Items from a data source:
-- START --

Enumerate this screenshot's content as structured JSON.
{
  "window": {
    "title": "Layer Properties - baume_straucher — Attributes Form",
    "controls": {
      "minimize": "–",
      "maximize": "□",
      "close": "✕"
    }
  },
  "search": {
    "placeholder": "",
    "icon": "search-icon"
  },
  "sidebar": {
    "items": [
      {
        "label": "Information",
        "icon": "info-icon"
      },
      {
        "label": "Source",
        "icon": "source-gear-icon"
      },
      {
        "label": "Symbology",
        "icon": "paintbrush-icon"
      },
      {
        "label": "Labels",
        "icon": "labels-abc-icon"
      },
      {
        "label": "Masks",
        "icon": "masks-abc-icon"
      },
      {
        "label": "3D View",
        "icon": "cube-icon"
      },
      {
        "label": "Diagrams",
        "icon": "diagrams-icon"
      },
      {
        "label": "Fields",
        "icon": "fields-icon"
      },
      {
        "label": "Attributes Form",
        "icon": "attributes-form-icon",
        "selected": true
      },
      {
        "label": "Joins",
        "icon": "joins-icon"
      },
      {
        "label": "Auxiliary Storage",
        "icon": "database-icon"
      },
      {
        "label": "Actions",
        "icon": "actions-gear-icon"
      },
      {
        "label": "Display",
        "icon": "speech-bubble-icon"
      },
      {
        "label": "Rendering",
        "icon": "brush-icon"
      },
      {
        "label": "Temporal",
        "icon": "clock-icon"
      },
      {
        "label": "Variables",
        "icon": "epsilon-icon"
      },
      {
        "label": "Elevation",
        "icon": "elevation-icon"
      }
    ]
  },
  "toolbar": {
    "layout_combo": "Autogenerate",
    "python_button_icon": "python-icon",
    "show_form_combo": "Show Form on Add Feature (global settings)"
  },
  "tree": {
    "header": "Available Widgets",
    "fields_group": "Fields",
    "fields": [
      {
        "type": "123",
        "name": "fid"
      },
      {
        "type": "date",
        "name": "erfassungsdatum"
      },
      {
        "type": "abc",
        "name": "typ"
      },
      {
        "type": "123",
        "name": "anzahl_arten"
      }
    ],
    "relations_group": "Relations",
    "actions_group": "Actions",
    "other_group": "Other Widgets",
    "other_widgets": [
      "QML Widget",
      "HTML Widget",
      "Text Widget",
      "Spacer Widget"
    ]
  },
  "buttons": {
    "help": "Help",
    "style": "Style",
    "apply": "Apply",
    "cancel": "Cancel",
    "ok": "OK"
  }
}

-- END --

#### [Instructions to follow]
Print the listing above in full, exactly as it is.

#### [Complete output]
Enumerate this screenshot's content as structured JSON.
{
  "window": {
    "title": "Layer Properties - baume_straucher — Attributes Form",
    "controls": {
      "minimize": "–",
      "maximize": "□",
      "close": "✕"
    }
  },
  "search": {
    "placeholder": "",
    "icon": "search-icon"
  },
  "sidebar": {
    "items": [
      {
        "label": "Information",
        "icon": "info-icon"
      },
      {
        "label": "Source",
        "icon": "source-gear-icon"
      },
      {
        "label": "Symbology",
        "icon": "paintbrush-icon"
      },
      {
        "label": "Labels",
        "icon": "labels-abc-icon"
      },
      {
        "label": "Masks",
        "icon": "masks-abc-icon"
      },
      {
        "label": "3D View",
        "icon": "cube-icon"
      },
      {
        "label": "Diagrams",
        "icon": "diagrams-icon"
      },
      {
        "label": "Fields",
        "icon": "fields-icon"
      },
      {
        "label": "Attributes Form",
        "icon": "attributes-form-icon",
        "selected": true
      },
      {
        "label": "Joins",
        "icon": "joins-icon"
      },
      {
        "label": "Auxiliary Storage",
        "icon": "database-icon"
      },
      {
        "label": "Actions",
        "icon": "actions-gear-icon"
      },
      {
        "label": "Display",
        "icon": "speech-bubble-icon"
      },
      {
        "label": "Rendering",
        "icon": "brush-icon"
      },
      {
        "label": "Temporal",
        "icon": "clock-icon"
      },
      {
        "label": "Variables",
        "icon": "epsilon-icon"
      },
      {
        "label": "Elevation",
        "icon": "elevation-icon"
      }
    ]
  },
  "toolbar": {
    "layout_combo": "Autogenerate",
    "python_button_icon": "python-icon",
    "show_form_combo": "Show Form on Add Feature (global settings)"
  },
  "tree": {
    "header": "Available Widgets",
    "fields_group": "Fields",
    "fields": [
      {
        "type": "123",
        "name": "fid"
      },
      {
        "type": "date",
        "name": "erfassungsdatum"
      },
      {
        "type": "abc",
        "name": "typ"
      },
      {
        "type": "123",
        "name": "anzahl_arten"
      }
    ],
    "relations_group": "Relations",
    "actions_group": "Actions",
    "other_group": "Other Widgets",
    "other_widgets": [
      "QML Widget",
      "HTML Widget",
      "Text Widget",
      "Spacer Widget"
    ]
  },
  "buttons": {
    "help": "Help",
    "style": "Style",
    "apply": "Apply",
    "cancel": "Cancel",
    "ok": "OK"
  }
}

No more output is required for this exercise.